■ TASK GOAL
Output all of the records exactly as written.

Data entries
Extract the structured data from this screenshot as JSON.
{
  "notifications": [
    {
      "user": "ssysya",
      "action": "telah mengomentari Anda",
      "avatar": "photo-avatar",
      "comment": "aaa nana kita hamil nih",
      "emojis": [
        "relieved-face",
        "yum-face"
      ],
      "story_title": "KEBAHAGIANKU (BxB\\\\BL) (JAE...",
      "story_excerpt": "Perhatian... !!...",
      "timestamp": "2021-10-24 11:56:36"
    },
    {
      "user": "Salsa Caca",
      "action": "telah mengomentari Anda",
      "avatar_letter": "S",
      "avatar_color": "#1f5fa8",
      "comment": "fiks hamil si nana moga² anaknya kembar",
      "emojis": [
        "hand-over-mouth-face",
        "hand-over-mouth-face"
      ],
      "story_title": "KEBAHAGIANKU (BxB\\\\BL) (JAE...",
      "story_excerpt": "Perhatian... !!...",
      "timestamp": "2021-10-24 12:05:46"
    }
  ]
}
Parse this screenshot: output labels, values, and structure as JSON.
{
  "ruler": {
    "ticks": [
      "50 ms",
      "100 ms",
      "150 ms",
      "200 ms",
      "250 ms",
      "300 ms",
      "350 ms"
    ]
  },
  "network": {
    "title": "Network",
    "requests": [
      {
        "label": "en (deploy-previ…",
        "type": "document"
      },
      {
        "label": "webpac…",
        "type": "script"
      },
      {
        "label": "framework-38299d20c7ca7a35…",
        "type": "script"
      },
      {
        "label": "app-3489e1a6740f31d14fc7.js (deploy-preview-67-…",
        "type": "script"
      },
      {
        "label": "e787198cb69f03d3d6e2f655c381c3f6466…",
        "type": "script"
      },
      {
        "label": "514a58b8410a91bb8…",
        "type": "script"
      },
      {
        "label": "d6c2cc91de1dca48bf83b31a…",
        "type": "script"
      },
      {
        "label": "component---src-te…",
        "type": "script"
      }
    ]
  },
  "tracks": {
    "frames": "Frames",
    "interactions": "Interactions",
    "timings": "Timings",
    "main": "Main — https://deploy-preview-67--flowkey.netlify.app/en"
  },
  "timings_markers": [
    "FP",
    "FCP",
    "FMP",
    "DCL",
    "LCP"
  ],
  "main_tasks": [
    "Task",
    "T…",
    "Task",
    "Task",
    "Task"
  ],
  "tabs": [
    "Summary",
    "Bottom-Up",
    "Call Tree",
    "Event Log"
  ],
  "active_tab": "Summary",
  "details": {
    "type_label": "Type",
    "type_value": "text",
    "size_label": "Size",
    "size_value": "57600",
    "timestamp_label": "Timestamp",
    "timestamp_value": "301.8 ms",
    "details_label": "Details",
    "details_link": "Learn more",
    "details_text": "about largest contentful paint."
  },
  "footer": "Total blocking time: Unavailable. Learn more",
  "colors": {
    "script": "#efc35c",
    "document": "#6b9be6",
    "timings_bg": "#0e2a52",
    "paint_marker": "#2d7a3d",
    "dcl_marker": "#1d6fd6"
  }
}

■ WRITTEN ANSWER
Extract the structured data from this screenshot as JSON.
{
  "notifications": [
    {
      "user": "ssysya",
      "action": "telah mengomentari Anda",
      "avatar": "photo-avatar",
      "comment": "aaa nana kita hamil nih",
      "emojis": [
        "relieved-face",
        "yum-face"
      ],
      "story_title": "KEBAHAGIANKU (BxB\\\\BL) (JAE...",
      "story_excerpt": "Perhatian... !!...",
      "timestamp": "2021-10-24 11:56:36"
    },
    {
      "user": "Salsa Caca",
      "action": "telah mengomentari Anda",
      "avatar_letter": "S",
      "avatar_color": "#1f5fa8",
      "comment": "fiks hamil si nana moga² anaknya kembar",
      "emojis": [
        "hand-over-mouth-face",
        "hand-over-mouth-face"
      ],
      "story_title": "KEBAHAGIANKU (BxB\\\\BL) (JAE...",
      "story_excerpt": "Perhatian... !!...",
      "timestamp": "2021-10-24 12:05:46"
    }
  ]
}
Parse this screenshot: output labels, values, and structure as JSON.
{
  "ruler": {
    "ticks": [
      "50 ms",
      "100 ms",
      "150 ms",
      "200 ms",
      "250 ms",
      "300 ms",
      "350 ms"
    ]
  },
  "network": {
    "title": "Network",
    "requests": [
      {
        "label": "en (deploy-previ…",
        "type": "document"
      },
      {
        "label": "webpac…",
        "type": "script"
      },
      {
        "label": "framework-38299d20c7ca7a35…",
        "type": "script"
      },
      {
        "label": "app-3489e1a6740f31d14fc7.js (deploy-preview-67-…",
        "type": "script"
      },
      {
        "label": "e787198cb69f03d3d6e2f655c381c3f6466…",
        "type": "script"
      },
      {
        "label": "514a58b8410a91bb8…",
        "type": "script"
      },
      {
        "label": "d6c2cc91de1dca48bf83b31a…",
        "type": "script"
      },
      {
        "label": "component---src-te…",
        "type": "script"
      }
    ]
  },
  "tracks": {
    "frames": "Frames",
    "interactions": "Interactions",
    "timings": "Timings",
    "main": "Main — https://deploy-preview-67--flowkey.netlify.app/en"
  },
  "timings_markers": [
    "FP",
    "FCP",
    "FMP",
    "DCL",
    "LCP"
  ],
  "main_tasks": [
    "Task",
    "T…",
    "Task",
    "Task",
    "Task"
  ],
  "tabs": [
    "Summary",
    "Bottom-Up",
    "Call Tree",
    "Event Log"
  ],
  "active_tab": "Summary",
  "details": {
    "type_label": "Type",
    "type_value": "text",
    "size_label": "Size",
    "size_value": "57600",
    "timestamp_label": "Timestamp",
    "timestamp_value": "301.8 ms",
    "details_label": "Details",
    "details_link": "Learn more",
    "details_text": "about largest contentful paint."
  },
  "footer": "Total blocking time: Unavailable. Learn more",
  "colors": {
    "script": "#efc35c",
    "document": "#6b9be6",
    "timings_bg": "#0e2a52",
    "paint_marker": "#2d7a3d",
    "dcl_marker": "#1d6fd6"
  }
}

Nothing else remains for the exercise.